__Provided records__:
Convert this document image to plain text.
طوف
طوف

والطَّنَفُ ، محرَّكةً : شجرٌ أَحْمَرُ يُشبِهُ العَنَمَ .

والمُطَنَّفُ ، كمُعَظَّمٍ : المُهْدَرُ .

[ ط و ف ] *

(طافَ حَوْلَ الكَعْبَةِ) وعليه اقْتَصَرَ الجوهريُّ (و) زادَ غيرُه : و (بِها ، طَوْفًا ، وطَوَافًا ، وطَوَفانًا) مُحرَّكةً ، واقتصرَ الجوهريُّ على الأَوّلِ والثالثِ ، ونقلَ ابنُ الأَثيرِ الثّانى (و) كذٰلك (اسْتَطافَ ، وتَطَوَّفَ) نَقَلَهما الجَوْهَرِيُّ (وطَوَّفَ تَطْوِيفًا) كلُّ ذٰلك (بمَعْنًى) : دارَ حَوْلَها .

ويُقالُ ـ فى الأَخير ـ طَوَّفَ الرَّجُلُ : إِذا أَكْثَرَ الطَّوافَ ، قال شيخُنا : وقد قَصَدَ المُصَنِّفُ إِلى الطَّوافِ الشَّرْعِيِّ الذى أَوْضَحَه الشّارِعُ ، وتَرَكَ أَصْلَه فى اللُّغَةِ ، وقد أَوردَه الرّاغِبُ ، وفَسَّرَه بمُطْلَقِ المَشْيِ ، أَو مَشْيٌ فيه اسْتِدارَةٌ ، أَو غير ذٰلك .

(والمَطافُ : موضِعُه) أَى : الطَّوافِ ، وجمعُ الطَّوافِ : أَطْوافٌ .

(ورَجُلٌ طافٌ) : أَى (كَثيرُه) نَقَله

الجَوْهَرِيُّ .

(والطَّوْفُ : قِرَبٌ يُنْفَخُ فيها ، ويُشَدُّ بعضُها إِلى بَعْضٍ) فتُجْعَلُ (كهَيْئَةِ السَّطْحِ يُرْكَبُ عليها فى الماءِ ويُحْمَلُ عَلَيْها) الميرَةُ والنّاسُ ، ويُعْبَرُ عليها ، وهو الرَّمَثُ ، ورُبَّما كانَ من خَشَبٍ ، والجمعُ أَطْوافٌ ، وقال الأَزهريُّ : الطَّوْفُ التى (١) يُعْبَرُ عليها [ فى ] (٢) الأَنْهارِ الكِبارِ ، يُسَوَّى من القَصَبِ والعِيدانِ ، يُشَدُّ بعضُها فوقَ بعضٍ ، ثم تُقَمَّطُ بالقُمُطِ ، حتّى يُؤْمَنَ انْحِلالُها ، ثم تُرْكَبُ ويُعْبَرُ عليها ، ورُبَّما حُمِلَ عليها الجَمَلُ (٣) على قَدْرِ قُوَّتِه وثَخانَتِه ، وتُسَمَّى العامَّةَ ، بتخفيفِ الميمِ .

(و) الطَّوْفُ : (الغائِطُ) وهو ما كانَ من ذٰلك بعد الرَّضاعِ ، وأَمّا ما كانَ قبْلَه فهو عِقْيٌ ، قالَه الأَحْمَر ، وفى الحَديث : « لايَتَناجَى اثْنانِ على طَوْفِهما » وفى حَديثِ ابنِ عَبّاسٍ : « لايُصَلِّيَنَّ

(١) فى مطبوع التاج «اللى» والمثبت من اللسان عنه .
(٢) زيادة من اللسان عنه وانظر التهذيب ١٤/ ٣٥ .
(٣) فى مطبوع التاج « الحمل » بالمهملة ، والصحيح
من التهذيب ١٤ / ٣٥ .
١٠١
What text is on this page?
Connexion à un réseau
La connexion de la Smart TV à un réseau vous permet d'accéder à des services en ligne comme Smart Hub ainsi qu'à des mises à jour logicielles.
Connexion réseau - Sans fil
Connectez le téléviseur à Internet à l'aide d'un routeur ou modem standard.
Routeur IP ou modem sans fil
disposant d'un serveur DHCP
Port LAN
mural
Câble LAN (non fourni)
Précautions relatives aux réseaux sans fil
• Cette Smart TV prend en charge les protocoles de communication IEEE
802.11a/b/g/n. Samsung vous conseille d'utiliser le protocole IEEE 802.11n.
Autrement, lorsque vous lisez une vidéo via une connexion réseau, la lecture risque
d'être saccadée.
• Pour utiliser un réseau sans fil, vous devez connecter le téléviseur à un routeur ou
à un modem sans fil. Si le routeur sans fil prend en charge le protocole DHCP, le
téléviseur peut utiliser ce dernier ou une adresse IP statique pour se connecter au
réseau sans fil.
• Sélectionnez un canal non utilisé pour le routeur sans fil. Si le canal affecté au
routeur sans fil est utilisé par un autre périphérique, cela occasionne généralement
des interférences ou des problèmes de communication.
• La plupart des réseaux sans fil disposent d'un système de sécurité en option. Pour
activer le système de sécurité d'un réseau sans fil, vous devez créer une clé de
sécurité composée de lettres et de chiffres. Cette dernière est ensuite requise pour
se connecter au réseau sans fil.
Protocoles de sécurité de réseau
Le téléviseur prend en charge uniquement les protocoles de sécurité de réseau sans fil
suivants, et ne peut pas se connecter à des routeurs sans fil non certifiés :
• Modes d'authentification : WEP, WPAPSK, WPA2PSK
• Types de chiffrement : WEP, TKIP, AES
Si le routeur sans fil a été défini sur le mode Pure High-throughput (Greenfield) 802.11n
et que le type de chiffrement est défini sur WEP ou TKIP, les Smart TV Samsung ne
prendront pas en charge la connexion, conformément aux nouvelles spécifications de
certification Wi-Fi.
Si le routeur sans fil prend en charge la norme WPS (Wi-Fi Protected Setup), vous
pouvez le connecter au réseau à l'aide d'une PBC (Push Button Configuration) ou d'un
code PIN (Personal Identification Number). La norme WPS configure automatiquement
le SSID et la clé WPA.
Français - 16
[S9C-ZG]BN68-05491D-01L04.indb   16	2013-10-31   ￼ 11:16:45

__Problem__:
Collect every line with the string "utilisé" from the records, and copy each.

__Output__:
• Sélectionnez un canal non utilisé pour le routeur sans fil. Si le canal affecté au
routeur sans fil est utilisé par un autre périphérique, cela occasionne généralement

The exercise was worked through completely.